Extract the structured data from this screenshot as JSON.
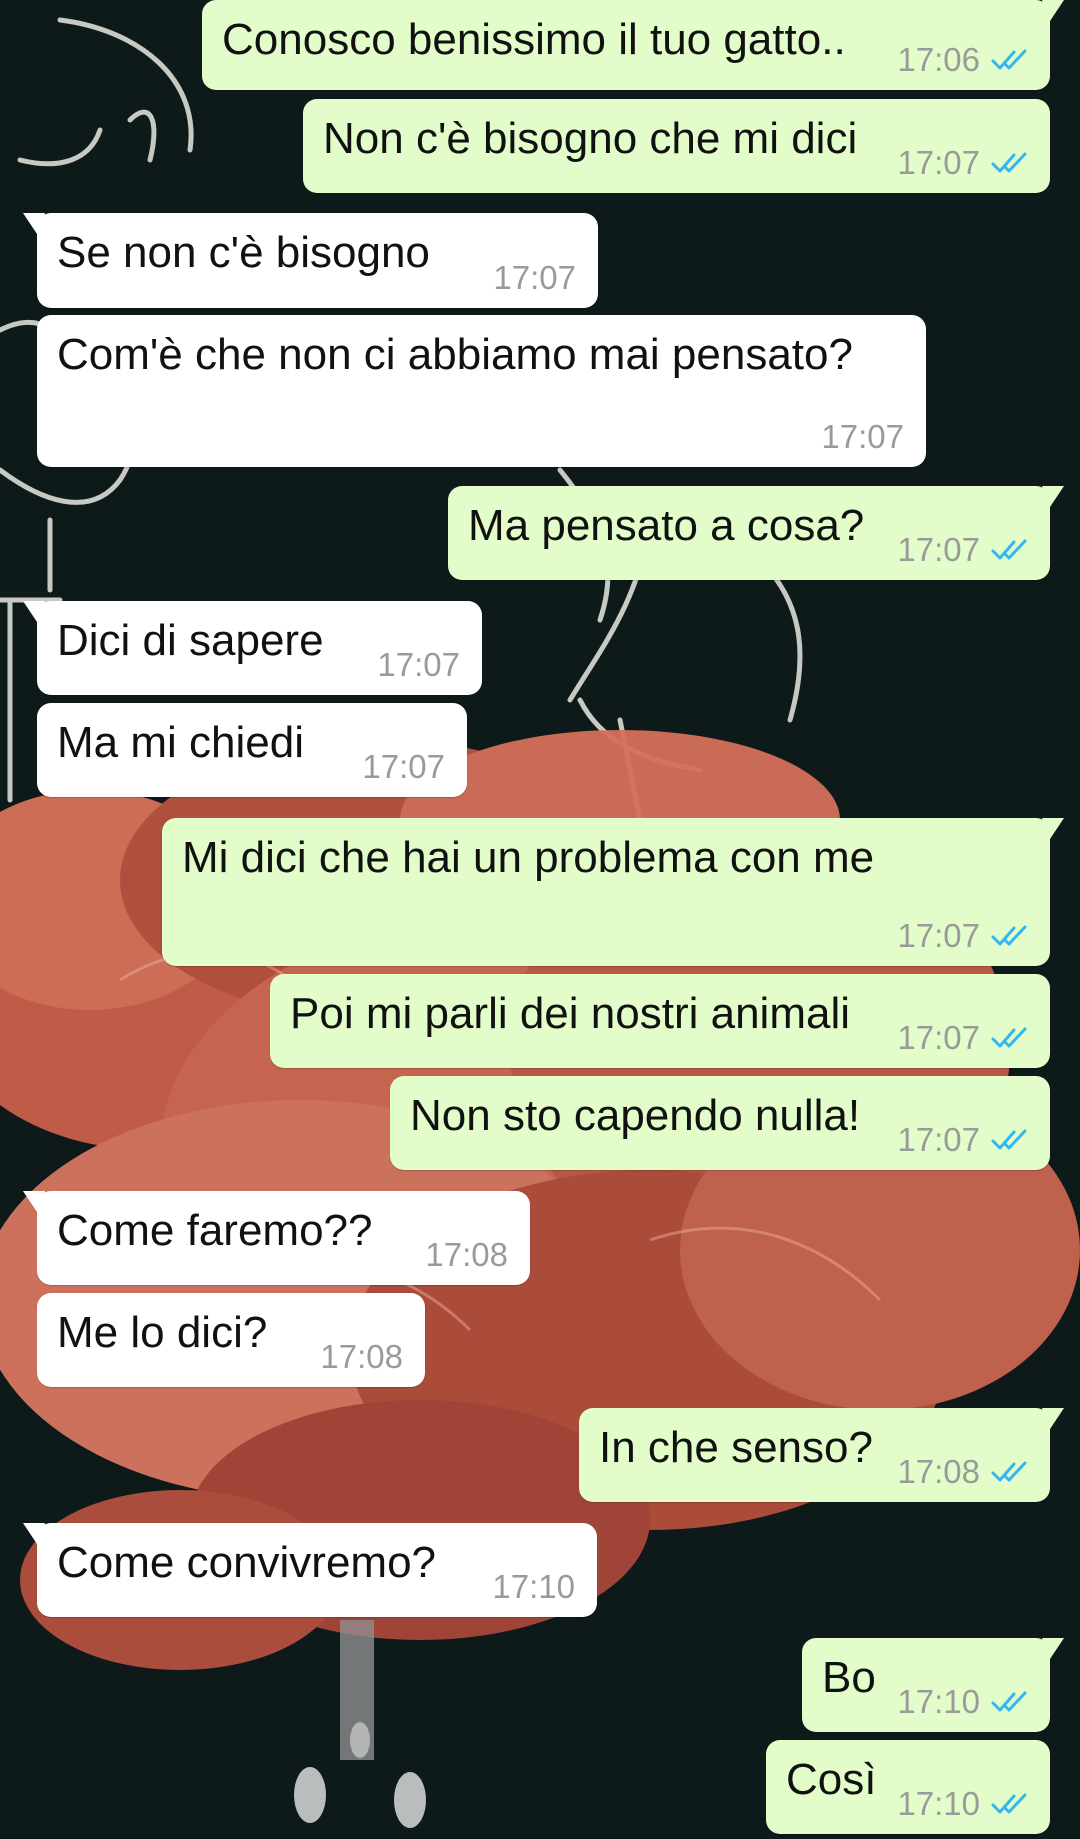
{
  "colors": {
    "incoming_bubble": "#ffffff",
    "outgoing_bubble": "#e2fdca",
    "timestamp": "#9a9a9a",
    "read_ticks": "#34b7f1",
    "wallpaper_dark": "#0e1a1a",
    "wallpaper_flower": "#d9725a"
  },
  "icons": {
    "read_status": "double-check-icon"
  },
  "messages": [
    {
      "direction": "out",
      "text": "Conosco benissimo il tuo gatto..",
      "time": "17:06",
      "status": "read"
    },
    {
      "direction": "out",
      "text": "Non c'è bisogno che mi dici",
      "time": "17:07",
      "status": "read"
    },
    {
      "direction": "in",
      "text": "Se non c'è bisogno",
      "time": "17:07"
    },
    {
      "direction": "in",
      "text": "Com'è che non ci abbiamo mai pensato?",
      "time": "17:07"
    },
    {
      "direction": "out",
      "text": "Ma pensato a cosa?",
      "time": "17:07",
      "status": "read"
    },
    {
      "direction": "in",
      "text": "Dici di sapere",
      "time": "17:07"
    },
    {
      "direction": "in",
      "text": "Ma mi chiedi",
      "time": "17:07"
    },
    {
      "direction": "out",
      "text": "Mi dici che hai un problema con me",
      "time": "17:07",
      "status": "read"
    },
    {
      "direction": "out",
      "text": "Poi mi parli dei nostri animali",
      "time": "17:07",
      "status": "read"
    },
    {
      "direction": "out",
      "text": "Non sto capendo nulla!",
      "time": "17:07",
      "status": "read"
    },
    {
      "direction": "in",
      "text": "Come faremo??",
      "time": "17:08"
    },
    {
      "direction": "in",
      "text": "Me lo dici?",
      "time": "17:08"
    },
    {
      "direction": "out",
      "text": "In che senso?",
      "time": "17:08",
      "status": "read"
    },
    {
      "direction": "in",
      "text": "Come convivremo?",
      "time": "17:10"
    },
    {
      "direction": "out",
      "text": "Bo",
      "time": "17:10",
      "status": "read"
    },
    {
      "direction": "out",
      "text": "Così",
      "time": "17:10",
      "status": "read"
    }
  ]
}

★ ★ ★ ★ ★ ★ ★

WHAT TO PRODUCE: Extract each line holding the string "Come".

FULL SOLUTION:
      "text": "Come faremo??",
      "text": "Come convivremo?",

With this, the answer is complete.